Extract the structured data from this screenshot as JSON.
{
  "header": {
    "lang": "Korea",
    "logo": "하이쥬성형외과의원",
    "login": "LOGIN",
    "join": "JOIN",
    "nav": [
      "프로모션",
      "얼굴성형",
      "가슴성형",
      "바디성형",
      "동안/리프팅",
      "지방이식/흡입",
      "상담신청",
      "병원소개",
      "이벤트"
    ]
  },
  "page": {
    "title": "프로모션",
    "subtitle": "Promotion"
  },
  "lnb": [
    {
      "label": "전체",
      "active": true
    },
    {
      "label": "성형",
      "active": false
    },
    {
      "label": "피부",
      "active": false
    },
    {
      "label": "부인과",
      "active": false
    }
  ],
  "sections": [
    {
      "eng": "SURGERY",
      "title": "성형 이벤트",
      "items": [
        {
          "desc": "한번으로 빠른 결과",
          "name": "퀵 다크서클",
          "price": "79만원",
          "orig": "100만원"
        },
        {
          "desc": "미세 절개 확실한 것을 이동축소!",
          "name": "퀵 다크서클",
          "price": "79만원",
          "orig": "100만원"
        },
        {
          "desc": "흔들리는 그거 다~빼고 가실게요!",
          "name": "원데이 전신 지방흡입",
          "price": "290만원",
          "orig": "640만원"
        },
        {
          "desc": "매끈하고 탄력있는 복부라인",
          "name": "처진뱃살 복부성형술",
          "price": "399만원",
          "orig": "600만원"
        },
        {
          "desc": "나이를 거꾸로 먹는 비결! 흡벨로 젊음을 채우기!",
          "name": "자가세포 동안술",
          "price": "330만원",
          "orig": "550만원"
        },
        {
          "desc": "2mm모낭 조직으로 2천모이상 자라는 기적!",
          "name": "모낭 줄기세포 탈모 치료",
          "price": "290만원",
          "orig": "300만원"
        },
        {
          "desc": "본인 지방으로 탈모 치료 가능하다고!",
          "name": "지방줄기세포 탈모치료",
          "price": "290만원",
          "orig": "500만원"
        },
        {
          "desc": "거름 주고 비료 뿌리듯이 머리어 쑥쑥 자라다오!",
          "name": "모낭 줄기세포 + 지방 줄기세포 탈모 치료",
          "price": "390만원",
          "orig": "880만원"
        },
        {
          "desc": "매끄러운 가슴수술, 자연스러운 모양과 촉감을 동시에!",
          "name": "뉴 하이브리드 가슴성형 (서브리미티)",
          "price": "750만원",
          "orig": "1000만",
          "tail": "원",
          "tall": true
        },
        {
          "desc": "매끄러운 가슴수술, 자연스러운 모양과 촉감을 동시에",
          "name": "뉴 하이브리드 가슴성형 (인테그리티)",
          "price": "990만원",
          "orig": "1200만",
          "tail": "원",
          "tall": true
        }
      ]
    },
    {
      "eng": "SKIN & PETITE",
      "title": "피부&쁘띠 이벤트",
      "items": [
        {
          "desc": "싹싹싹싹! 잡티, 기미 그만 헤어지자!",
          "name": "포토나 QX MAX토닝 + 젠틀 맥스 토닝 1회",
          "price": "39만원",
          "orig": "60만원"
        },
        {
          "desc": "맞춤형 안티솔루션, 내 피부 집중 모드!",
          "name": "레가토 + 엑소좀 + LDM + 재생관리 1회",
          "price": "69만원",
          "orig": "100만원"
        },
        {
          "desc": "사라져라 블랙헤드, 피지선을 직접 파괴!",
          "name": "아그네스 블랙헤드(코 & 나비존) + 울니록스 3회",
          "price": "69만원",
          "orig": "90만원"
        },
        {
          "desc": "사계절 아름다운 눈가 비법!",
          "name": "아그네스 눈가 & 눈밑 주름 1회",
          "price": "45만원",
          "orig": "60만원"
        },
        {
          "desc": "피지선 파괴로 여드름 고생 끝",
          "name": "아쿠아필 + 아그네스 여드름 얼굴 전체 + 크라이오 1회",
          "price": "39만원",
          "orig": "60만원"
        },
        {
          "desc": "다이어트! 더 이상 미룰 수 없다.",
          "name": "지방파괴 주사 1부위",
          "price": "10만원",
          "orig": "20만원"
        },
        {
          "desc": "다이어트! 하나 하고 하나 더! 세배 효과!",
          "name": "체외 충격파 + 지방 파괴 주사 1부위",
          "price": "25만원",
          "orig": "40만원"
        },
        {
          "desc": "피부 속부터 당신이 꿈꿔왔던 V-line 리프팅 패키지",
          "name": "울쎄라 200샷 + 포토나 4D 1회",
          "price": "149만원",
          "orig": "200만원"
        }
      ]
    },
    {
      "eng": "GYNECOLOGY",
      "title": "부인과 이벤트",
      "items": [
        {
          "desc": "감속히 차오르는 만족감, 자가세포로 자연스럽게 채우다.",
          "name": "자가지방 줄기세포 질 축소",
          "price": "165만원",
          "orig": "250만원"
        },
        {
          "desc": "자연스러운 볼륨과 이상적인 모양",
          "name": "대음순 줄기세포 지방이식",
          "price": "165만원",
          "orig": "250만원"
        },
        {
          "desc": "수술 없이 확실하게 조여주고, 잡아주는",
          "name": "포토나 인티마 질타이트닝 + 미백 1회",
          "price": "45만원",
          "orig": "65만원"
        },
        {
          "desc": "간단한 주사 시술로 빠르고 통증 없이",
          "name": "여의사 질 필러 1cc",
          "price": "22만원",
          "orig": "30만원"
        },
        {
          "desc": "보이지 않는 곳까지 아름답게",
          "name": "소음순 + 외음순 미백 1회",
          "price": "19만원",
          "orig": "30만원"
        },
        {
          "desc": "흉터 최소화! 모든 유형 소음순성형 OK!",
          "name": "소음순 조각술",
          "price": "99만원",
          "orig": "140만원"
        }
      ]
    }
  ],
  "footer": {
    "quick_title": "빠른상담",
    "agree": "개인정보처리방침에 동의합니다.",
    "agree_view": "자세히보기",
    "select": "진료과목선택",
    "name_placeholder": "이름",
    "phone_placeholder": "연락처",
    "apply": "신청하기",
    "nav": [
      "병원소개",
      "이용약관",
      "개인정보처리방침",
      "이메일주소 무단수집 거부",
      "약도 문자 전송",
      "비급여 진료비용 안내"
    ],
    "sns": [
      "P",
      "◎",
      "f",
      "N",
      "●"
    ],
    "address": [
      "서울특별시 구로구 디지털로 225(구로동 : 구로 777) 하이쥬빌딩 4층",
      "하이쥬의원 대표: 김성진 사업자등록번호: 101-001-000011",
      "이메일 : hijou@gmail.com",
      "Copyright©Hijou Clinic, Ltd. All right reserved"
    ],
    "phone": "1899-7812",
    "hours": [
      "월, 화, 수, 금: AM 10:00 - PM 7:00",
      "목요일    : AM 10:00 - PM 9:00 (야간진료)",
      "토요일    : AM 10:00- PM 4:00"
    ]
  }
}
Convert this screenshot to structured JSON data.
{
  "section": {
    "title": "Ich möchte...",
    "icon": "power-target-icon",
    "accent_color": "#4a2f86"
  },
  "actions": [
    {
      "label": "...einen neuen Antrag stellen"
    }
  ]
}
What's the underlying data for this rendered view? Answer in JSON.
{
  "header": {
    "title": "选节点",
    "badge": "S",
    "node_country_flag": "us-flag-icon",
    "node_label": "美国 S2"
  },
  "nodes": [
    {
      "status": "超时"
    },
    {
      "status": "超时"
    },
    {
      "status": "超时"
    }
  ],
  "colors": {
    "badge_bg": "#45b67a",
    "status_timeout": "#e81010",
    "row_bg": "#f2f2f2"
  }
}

## Goal
In the listing above, find the line with "Convert this screenshot" and set down that line and all after it exactly, through the final line.

## Worked answer
Convert this screenshot to structured JSON data.
{
  "section": {
    "title": "Ich möchte...",
    "icon": "power-target-icon",
    "accent_color": "#4a2f86"
  },
  "actions": [
    {
      "label": "...einen neuen Antrag stellen"
    }
  ]
}
What's the underlying data for this rendered view? Answer in JSON.
{
  "header": {
    "title": "选节点",
    "badge": "S",
    "node_country_flag": "us-flag-icon",
    "node_label": "美国 S2"
  },
  "nodes": [
    {
      "status": "超时"
    },
    {
      "status": "超时"
    },
    {
      "status": "超时"
    }
  ],
  "colors": {
    "badge_bg": "#45b67a",
    "status_timeout": "#e81010",
    "row_bg": "#f2f2f2"
  }
}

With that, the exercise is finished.